(Stored items from a collection)
▶
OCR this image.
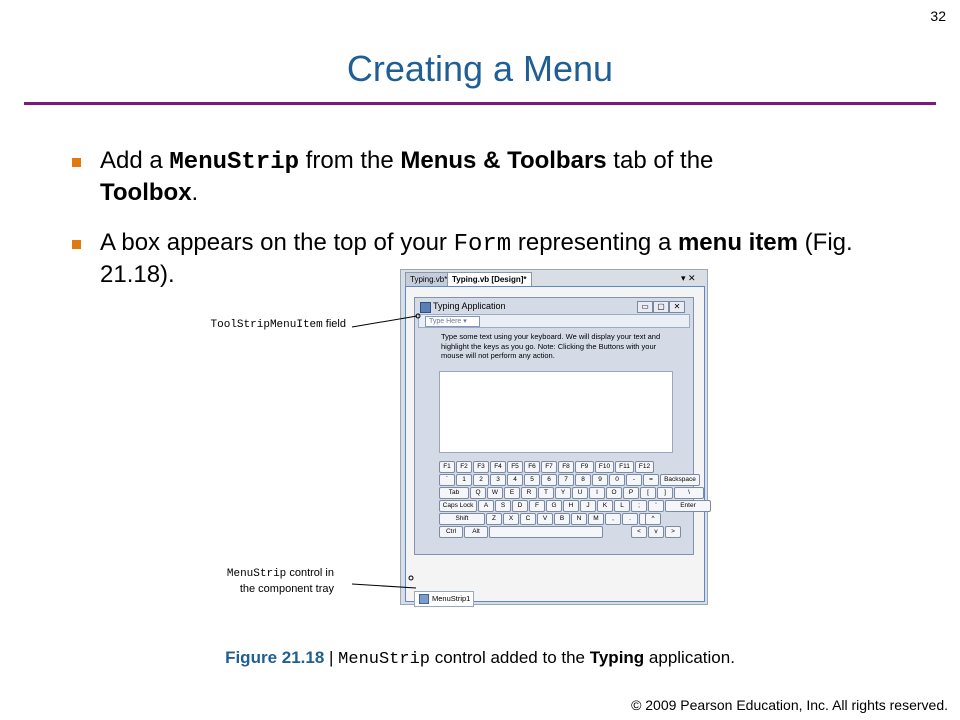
32
Creating a Menu
Add a MenuStrip from the Menus & Toolbars tab of the Toolbox.
A box appears on the top of your Form representing a menu item (Fig. 21.18).
ToolStripMenuItem field
MenuStrip control in
the component tray
Typing.vb* Typing.vb [Design]*	▾ ✕
Typing Application	▭	▢	✕
Type Here ▾
Type some text using your keyboard. We will display your text and highlight the keys as you go. Note: Clicking the Buttons with your mouse will not perform any action.
F1	F2	F3	F4	F5	F6	F7	F8	F9	F10	F11	F12
`	1	2	3	4	5	6	7	8	9	0	-	=	Backspace
Tab	Q	W	E	R	T	Y	U	I	O	P	[	]	\
Caps Lock	A	S	D	F	G	H	J	K	L	;	'	Enter
Shift	Z	X	C	V	B	N	M	,	.	^
Ctrl	Alt	<	v	>
MenuStrip1
Figure 21.18 | MenuStrip control added to the Typing application.
© 2009 Pearson Education, Inc. All rights reserved.
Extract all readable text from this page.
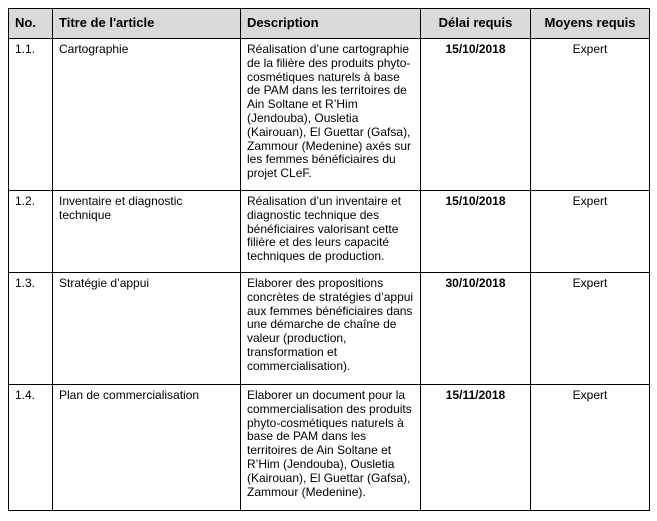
No.	Titre de l'article	Description	Délai requis	Moyens requis
1.1.	Cartographie	Réalisation d’une cartographie de la filière des produits phyto-cosmétiques naturels à base de PAM dans les territoires de Ain Soltane et R’Him (Jendouba), Ousletia (Kairouan), El Guettar (Gafsa), Zammour (Medenine) axés sur les femmes bénéficiaires du projet CLeF.	15/10/2018	Expert
1.2.	Inventaire et diagnostic technique	Réalisation d’un inventaire et diagnostic technique des bénéficiaires valorisant cette filière et des leurs capacité techniques de production.	15/10/2018	Expert
1.3.	Stratégie d’appui	Elaborer des propositions concrètes de stratégies d’appui aux femmes bénéficiaires dans une démarche de chaîne de valeur (production, transformation et commercialisation).	30/10/2018	Expert
1.4.	Plan de commercialisation	Elaborer un document pour la commercialisation des produits phyto-cosmétiques naturels à base de PAM dans les territoires de Ain Soltane et R’Him (Jendouba), Ousletia (Kairouan), El Guettar (Gafsa), Zammour (Medenine).	15/11/2018	Expert
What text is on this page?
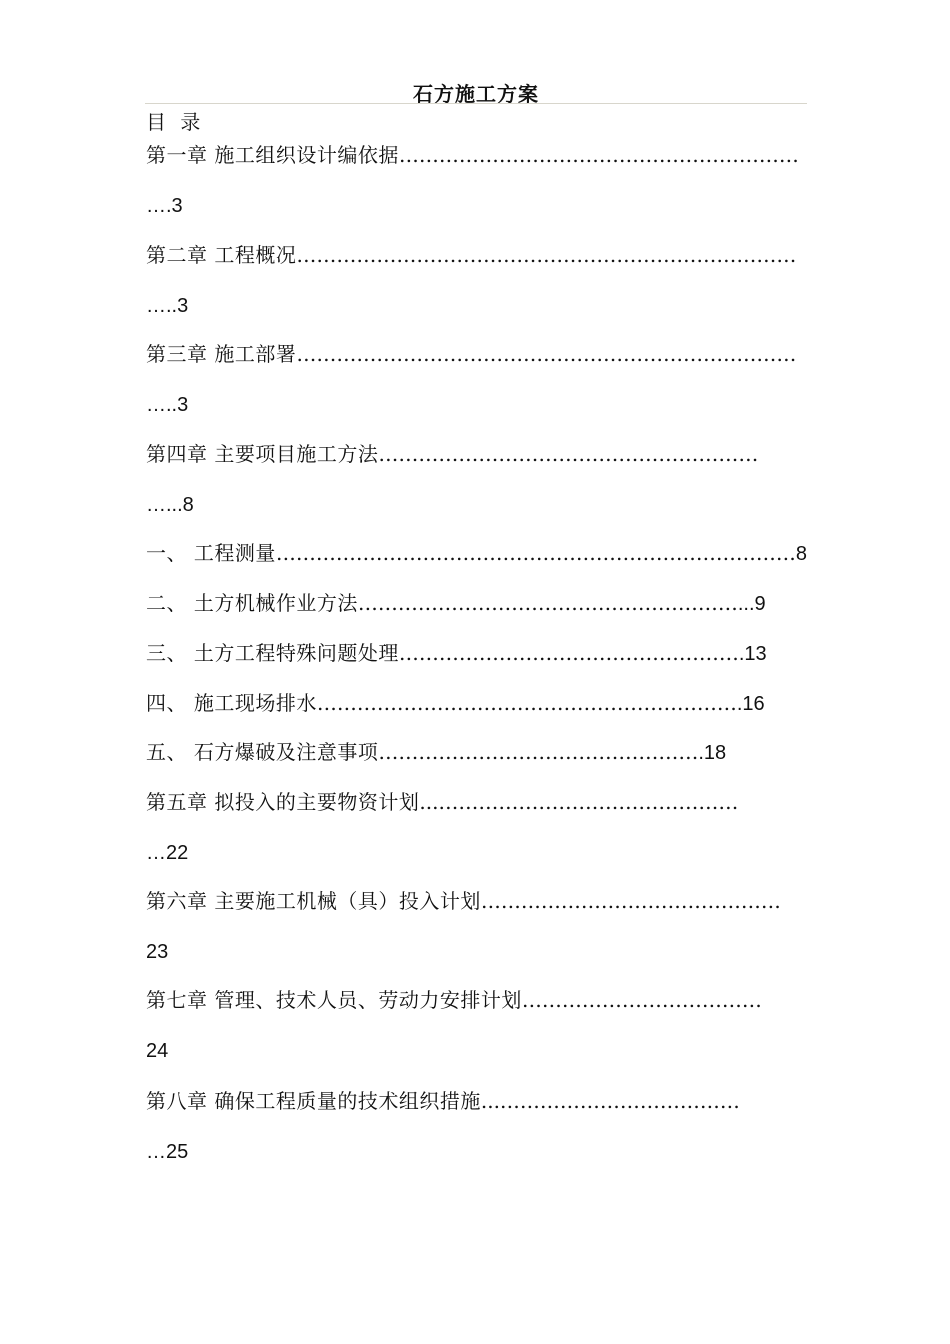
石方施工方案
目 录
第一章 施工组织设计编依据……………………………………………………
….3
第二章 工程概况…………………………………………………………………
…..3
第三章 施工部署…………………………………………………………………
…..3
第四章 主要项目施工方法…………………………………………………
…...8
一、 工程测量……………………………………………………………………8
二、 土方机械作业方法…………………………………………………...9
三、 土方工程特殊问题处理…………………………………………….13
四、 施工现场排水……………………………………………………….16
五、 石方爆破及注意事项………………………………………….18
第五章 拟投入的主要物资计划...………………………………………
…22
第六章 主要施工机械（具）投入计划………………………………………
23
第七章 管理、技术人员、劳动力安排计划………………………………
24
第八章 确保工程质量的技术组织措施...………………………………
…25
◀
Written instruction:
Copy, exactly and exclusively, the lines beginning with the one that contains "What text is on this page?" and ending with the last line of the listing; pictures are to be omitted.

Response below:
What text is on this page?
石方施工方案
目 录
第一章 施工组织设计编依据……………………………………………………
….3
第二章 工程概况…………………………………………………………………
…..3
第三章 施工部署…………………………………………………………………
…..3
第四章 主要项目施工方法…………………………………………………
…...8
一、 工程测量……………………………………………………………………8
二、 土方机械作业方法…………………………………………………...9
三、 土方工程特殊问题处理…………………………………………….13
四、 施工现场排水……………………………………………………….16
五、 石方爆破及注意事项………………………………………….18
第五章 拟投入的主要物资计划...………………………………………
…22
第六章 主要施工机械（具）投入计划………………………………………
23
第七章 管理、技术人员、劳动力安排计划………………………………
24
第八章 确保工程质量的技术组织措施...………………………………
…25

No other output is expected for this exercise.